Instructions to follow: Pull every line containing "content" from the entries.
-- begin Provided information --
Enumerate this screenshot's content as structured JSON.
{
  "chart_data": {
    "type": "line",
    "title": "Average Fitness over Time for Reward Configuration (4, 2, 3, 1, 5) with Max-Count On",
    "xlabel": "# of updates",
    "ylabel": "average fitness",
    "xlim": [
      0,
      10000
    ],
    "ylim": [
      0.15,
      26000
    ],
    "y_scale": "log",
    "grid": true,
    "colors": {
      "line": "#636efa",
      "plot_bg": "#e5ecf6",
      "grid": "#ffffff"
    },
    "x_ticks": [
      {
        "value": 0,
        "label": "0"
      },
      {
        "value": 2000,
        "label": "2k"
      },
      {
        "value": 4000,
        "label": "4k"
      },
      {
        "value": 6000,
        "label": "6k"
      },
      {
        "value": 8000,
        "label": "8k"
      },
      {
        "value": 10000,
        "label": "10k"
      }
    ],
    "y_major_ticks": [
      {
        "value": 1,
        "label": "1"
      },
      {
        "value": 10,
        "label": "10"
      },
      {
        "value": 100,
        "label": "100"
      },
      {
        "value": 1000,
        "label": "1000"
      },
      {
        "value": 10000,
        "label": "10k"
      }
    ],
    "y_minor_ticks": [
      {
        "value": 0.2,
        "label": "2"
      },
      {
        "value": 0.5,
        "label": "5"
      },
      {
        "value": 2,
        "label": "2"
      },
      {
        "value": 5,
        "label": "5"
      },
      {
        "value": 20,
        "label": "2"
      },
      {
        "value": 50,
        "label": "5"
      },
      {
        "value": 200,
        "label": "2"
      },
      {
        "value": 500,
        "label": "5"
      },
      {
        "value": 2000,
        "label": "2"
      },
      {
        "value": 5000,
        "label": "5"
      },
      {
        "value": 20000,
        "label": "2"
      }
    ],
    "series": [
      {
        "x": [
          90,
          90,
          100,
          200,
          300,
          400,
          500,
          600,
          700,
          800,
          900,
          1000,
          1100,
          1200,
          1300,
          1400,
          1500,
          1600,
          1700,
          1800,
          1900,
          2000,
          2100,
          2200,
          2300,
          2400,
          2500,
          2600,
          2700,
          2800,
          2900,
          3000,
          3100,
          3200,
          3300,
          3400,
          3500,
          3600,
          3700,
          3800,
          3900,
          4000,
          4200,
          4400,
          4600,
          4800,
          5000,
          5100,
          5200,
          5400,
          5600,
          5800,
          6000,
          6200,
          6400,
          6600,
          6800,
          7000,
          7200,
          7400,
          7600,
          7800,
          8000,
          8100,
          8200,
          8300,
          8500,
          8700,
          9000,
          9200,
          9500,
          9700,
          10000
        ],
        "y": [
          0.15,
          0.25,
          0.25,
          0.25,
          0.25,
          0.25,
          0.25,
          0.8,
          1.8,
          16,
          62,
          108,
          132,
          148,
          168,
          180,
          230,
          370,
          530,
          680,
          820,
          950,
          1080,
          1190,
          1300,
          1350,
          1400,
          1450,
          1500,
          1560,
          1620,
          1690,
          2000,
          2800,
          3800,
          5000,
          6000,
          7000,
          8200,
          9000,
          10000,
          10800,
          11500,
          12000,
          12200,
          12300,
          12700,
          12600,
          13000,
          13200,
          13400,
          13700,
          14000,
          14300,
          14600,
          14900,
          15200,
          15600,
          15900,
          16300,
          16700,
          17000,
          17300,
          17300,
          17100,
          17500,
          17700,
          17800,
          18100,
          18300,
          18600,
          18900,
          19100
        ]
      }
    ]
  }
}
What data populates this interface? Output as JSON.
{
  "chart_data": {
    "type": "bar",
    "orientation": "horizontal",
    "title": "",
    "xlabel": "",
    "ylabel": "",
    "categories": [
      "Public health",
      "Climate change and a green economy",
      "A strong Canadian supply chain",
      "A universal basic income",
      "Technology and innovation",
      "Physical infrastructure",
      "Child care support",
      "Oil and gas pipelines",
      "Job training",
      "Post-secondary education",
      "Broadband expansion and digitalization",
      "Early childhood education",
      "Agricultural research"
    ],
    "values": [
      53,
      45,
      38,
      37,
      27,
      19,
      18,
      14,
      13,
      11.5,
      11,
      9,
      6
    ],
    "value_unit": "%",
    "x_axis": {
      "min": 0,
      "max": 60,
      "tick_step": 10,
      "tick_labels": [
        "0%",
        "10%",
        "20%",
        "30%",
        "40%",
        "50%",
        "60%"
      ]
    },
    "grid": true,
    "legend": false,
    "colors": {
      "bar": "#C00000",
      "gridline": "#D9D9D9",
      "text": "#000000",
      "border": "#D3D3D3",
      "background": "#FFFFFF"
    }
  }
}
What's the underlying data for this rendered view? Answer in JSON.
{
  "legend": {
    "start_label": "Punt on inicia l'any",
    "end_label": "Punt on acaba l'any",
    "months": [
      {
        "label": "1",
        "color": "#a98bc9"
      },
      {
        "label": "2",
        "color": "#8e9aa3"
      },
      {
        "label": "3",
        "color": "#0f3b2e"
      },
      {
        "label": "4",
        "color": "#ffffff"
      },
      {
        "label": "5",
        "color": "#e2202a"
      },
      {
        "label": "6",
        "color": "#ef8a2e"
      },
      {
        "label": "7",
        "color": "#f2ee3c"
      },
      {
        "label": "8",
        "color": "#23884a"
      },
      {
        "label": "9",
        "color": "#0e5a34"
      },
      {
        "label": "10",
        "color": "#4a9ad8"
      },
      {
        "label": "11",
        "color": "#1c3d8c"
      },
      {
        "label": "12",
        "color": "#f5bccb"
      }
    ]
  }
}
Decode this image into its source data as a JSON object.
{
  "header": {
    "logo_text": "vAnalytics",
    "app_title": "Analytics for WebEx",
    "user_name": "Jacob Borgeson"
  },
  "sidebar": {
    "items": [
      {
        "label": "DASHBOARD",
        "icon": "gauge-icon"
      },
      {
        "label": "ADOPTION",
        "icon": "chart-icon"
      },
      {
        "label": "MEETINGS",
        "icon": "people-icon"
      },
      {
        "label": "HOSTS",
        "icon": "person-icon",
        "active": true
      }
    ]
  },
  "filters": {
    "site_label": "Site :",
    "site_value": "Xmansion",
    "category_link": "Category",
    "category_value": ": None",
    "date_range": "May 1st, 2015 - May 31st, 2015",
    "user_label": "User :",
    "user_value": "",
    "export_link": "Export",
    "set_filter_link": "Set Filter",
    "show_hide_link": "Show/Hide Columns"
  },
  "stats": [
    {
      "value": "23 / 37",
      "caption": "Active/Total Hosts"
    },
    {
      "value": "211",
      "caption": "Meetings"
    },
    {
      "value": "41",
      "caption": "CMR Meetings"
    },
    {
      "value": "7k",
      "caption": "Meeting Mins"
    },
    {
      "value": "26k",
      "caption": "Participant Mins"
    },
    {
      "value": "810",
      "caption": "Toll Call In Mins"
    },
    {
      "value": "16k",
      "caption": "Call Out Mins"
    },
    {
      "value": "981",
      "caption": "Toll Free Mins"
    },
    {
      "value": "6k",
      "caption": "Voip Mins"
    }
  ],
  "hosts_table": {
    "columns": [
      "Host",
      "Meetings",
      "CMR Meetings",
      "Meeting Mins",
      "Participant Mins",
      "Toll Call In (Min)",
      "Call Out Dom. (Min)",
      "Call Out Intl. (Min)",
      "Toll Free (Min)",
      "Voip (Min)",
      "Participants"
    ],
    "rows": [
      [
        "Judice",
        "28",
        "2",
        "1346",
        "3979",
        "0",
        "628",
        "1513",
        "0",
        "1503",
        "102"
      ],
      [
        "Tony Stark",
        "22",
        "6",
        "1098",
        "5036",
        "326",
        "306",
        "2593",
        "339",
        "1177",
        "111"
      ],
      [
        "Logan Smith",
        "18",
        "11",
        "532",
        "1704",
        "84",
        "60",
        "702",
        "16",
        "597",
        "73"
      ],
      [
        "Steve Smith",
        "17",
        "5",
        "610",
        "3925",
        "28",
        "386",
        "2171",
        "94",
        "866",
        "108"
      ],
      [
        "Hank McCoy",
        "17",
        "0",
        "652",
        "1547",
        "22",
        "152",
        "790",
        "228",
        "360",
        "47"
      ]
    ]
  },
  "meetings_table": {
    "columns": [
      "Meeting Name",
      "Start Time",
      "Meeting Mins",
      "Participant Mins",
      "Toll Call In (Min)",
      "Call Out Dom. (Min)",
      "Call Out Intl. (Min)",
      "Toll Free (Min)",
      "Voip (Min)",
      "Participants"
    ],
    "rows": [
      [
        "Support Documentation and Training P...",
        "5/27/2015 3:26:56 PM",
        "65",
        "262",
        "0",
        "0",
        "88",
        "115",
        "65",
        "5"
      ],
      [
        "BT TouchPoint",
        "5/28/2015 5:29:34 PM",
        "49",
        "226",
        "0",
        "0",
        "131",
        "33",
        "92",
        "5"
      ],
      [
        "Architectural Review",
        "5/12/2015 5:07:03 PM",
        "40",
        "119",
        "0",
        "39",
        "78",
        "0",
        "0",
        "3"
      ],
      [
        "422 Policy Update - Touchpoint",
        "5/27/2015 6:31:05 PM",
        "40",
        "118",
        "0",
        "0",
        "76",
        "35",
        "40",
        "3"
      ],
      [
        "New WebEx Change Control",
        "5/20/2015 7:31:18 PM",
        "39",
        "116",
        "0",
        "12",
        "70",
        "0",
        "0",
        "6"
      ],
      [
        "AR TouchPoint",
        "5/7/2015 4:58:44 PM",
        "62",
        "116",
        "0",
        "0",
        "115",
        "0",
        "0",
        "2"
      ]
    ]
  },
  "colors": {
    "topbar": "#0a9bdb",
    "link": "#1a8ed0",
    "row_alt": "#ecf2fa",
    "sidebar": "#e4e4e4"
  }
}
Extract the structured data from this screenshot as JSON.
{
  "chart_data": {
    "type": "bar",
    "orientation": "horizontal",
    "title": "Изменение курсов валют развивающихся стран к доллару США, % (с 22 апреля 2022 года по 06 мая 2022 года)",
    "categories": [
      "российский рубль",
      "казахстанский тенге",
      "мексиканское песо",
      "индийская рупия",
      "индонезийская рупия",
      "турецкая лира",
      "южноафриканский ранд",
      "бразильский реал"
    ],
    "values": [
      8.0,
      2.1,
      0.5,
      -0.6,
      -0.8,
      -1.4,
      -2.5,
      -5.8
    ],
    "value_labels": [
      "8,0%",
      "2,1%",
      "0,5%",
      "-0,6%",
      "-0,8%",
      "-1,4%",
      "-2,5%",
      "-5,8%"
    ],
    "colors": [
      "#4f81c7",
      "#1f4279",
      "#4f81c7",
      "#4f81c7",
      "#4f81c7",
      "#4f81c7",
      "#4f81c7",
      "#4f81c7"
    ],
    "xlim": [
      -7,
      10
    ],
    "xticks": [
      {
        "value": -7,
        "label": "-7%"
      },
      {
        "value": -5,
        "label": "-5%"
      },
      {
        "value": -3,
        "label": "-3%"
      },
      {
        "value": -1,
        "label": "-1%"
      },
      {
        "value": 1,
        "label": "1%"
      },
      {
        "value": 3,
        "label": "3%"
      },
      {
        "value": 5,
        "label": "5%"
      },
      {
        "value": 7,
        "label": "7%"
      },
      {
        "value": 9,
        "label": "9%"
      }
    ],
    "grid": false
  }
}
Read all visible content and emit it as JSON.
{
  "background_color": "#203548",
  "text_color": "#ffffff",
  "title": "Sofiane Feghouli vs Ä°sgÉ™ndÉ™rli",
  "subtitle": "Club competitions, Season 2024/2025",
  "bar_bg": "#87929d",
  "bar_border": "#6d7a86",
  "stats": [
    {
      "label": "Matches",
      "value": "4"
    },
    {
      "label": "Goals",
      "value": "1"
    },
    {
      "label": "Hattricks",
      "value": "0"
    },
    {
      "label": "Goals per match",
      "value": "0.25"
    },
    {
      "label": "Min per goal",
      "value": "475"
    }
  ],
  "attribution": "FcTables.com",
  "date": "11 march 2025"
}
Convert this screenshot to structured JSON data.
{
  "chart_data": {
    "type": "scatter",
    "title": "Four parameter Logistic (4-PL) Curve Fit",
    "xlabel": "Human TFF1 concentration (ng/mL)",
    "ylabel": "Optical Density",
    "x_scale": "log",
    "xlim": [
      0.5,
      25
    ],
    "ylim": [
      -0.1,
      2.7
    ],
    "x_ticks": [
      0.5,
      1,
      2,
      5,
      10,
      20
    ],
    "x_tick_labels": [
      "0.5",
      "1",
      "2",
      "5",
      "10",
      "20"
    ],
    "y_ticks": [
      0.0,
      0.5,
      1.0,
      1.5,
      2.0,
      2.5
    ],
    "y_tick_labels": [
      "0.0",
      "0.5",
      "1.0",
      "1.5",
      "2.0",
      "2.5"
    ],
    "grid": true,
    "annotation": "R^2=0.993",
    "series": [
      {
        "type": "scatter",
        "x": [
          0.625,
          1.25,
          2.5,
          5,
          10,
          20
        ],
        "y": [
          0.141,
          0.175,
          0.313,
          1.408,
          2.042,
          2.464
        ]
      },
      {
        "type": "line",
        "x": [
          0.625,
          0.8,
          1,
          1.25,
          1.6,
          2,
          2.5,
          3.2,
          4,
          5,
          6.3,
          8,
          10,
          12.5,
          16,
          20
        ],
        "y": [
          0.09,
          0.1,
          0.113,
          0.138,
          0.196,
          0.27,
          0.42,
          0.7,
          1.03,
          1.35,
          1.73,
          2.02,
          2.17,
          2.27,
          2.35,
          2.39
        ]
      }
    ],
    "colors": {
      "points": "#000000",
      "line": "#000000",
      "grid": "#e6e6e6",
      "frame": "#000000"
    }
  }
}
-- end Provided information --
Final answer:
Enumerate this screenshot's content as structured JSON.
Read all visible content and emit it as JSON.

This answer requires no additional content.